### [Required work]
What follows is a set of records; restate each one word for word and drop the pictures.

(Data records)
Begin

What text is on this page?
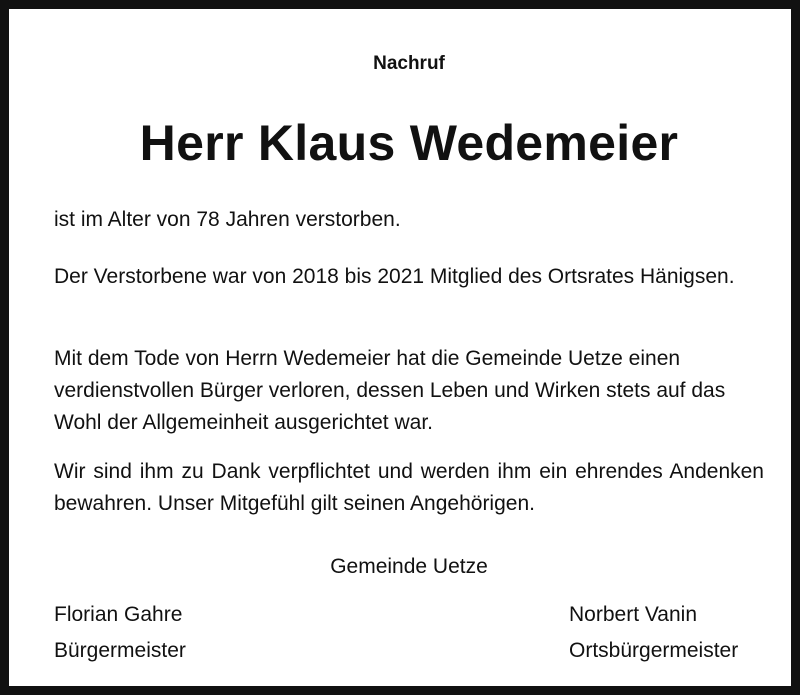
Nachruf
Herr Klaus Wedemeier

ist im Alter von 78 Jahren verstorben.

Der Verstorbene war von 2018 bis 2021 Mitglied des Ortsrates Hänigsen.

Mit dem Tode von Herrn Wedemeier hat die Gemeinde Uetze einen verdienstvollen Bürger verloren, dessen Leben und Wirken stets auf das Wohl der Allgemeinheit ausgerichtet war.

Wir sind ihm zu Dank verpflichtet und werden ihm ein ehrendes Andenken bewahren. Unser Mitgefühl gilt seinen Angehörigen.

Gemeinde Uetze
Florian Gahre
Bürgermeister
Norbert Vanin
Ortsbürgermeister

End

### [Final answer]
What text is on this page?
Nachruf
Herr Klaus Wedemeier

ist im Alter von 78 Jahren verstorben.

Der Verstorbene war von 2018 bis 2021 Mitglied des Ortsrates Hänigsen.

Mit dem Tode von Herrn Wedemeier hat die Gemeinde Uetze einen verdienstvollen Bürger verloren, dessen Leben und Wirken stets auf das Wohl der Allgemeinheit ausgerichtet war.

Wir sind ihm zu Dank verpflichtet und werden ihm ein ehrendes Andenken bewahren. Unser Mitgefühl gilt seinen Angehörigen.

Gemeinde Uetze
Florian Gahre
Bürgermeister
Norbert Vanin
Ortsbürgermeister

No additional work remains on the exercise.